**EXTRACTED TEXT**
“If you can last long enough, people take you seriously,” says Cher, who scored her first No. 1 hit on the Billboard Hot 100 chart, “I Got You Babe,” at age 19. Since then, she’s rarely stood still in a career that has survived seven decades and won her Oscar, Emmy and Grammy awards. Still, it hasn’t all been gold trophies and applause. “I wouldn’t have chosen the horrible downs,” Cher, 78, confides. “The fabulous ups I would have chosen, but not the other.”
In a new two-part autobiography, Cher: The Memoir, the first of which was released on November 19, the singer looks back at her triumphs and heartbreaks. “My life seems to be longer than any other human being ever,” she jokes.
Cher admits she has a lot of mixed emotions about her years with her first husband, Sonny Bono. The pair met in 1962 when Sonny was working as a record producer for Phil Spector and Cher was looking for a break. They recorded together as Caesar & Cleo, and Cher cut singles under the name Cherilyn, but nothing caught fire. “America hated us, so we sold everything and came [to London],” recalls Cher, who credits getting kicked out of a London Hilton for wearing hippie clothing as a pivotal moment in Sonny and Cher’s unlikely success. “By the time we reached the Hilton’s revolving doors, escorted in person by the manager, there were two reporters standing outside,” she remembers. “We slept for 12 hours straight, and by the time we’d bathed and dressed, we were famous.”
“I Got You Babe” became a No. 1 hit in the U.K., the U.S. and Canada, but success proved fleeting. By the end of the 1960s, soft pop had fallen out of fashion and they were dropped by their record label. “If you can’t get a record deal, it can’t be more over than that,” says Cher. “It’s the idea that you worked your whole life, and then it’s, ‘We don’t want to waste our time on you.’ That’s a big deal for a singer.”

**SHORT PROBLEM**
Copy out the full text about Cher's memoir word for word. Rely only on the text about Cher's memoir.

(Coordinate annotation items)
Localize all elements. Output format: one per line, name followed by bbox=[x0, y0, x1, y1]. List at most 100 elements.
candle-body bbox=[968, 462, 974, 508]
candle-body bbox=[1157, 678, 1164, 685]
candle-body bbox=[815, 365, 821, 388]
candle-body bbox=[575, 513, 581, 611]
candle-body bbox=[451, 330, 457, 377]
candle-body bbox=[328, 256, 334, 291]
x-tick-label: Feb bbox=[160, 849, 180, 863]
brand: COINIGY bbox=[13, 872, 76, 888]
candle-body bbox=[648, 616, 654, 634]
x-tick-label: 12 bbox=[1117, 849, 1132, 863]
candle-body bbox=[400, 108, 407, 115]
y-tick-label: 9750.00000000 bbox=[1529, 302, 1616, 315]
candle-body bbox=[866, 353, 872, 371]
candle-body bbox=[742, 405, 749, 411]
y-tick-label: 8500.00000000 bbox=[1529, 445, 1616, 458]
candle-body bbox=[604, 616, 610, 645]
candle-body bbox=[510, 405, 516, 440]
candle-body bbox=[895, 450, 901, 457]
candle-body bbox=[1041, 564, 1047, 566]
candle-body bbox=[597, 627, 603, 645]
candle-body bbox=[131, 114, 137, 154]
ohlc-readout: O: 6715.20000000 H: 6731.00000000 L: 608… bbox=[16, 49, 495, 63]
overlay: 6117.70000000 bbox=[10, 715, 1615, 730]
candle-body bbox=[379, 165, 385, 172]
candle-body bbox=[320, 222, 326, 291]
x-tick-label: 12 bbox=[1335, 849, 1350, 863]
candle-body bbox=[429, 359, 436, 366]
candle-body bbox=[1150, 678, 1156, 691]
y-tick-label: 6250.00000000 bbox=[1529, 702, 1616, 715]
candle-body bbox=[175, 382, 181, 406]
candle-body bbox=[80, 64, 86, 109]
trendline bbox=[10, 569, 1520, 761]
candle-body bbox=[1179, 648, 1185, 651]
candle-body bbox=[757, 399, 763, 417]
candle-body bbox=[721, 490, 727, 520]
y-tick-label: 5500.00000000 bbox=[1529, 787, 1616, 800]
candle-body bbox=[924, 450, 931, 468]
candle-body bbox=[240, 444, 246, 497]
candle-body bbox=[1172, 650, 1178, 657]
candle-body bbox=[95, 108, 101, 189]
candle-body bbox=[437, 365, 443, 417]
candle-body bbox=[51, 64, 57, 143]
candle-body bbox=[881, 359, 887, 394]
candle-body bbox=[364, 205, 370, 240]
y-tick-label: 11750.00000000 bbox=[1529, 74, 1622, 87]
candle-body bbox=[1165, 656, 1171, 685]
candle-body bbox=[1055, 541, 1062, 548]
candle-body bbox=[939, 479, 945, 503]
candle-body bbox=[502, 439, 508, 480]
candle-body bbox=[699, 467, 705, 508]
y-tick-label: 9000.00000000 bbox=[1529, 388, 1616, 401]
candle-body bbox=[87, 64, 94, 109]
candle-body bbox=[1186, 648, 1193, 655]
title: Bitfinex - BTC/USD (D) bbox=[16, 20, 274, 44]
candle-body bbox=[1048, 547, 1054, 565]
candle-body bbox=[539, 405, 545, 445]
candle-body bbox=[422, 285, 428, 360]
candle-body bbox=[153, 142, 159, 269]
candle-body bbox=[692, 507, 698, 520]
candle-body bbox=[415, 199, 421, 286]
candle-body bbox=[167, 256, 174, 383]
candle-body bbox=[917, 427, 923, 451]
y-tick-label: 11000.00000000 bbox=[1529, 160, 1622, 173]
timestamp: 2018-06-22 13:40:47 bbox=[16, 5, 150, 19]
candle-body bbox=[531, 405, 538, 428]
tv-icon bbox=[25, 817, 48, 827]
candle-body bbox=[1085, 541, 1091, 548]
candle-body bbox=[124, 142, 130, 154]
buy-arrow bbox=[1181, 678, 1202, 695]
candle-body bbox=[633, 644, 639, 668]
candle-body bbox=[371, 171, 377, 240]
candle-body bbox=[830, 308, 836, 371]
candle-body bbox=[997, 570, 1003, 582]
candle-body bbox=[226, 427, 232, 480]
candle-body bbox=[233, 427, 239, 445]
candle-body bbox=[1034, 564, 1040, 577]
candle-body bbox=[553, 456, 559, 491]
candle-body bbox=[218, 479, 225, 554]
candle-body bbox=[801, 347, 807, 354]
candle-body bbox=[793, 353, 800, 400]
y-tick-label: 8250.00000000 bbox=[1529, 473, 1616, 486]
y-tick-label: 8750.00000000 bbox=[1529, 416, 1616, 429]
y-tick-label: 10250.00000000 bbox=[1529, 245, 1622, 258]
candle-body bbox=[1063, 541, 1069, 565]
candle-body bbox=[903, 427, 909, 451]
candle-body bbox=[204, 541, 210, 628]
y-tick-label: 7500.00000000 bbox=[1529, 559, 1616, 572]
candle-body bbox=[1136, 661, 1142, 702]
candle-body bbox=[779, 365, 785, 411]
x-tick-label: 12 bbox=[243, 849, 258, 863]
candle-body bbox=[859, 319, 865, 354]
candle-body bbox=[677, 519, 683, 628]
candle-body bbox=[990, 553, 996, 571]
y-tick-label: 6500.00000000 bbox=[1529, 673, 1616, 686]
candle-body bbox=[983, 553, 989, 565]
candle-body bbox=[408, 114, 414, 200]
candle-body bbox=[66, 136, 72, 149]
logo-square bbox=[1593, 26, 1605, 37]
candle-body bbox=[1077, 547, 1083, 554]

**TASK RESULT**
“If you can last long enough, people take you seriously,” says Cher, who scored her first No. 1 hit on the Billboard Hot 100 chart, “I Got You Babe,” at age 19. Since then, she’s rarely stood still in a career that has survived seven decades and won her Oscar, Emmy and Grammy awards. Still, it hasn’t all been gold trophies and applause. “I wouldn’t have chosen the horrible downs,” Cher, 78, confides. “The fabulous ups I would have chosen, but not the other.”
In a new two-part autobiography, Cher: The Memoir, the first of which was released on November 19, the singer looks back at her triumphs and heartbreaks. “My life seems to be longer than any other human being ever,” she jokes.
Cher admits she has a lot of mixed emotions about her years with her first husband, Sonny Bono. The pair met in 1962 when Sonny was working as a record producer for Phil Spector and Cher was looking for a break. They recorded together as Caesar & Cleo, and Cher cut singles under the name Cherilyn, but nothing caught fire. “America hated us, so we sold everything and came [to London],” recalls Cher, who credits getting kicked out of a London Hilton for wearing hippie clothing as a pivotal moment in Sonny and Cher’s unlikely success. “By the time we reached the Hilton’s revolving doors, escorted in person by the manager, there were two reporters standing outside,” she remembers. “We slept for 12 hours straight, and by the time we’d bathed and dressed, we were famous.”
“I Got You Babe” became a No. 1 hit in the U.K., the U.S. and Canada, but success proved fleeting. By the end of the 1960s, soft pop had fallen out of fashion and they were dropped by their record label. “If you can’t get a record deal, it can’t be more over than that,” says Cher. “It’s the idea that you worked your whole life, and then it’s, ‘We don’t want to waste our time on you.’ That’s a big deal for a singer.”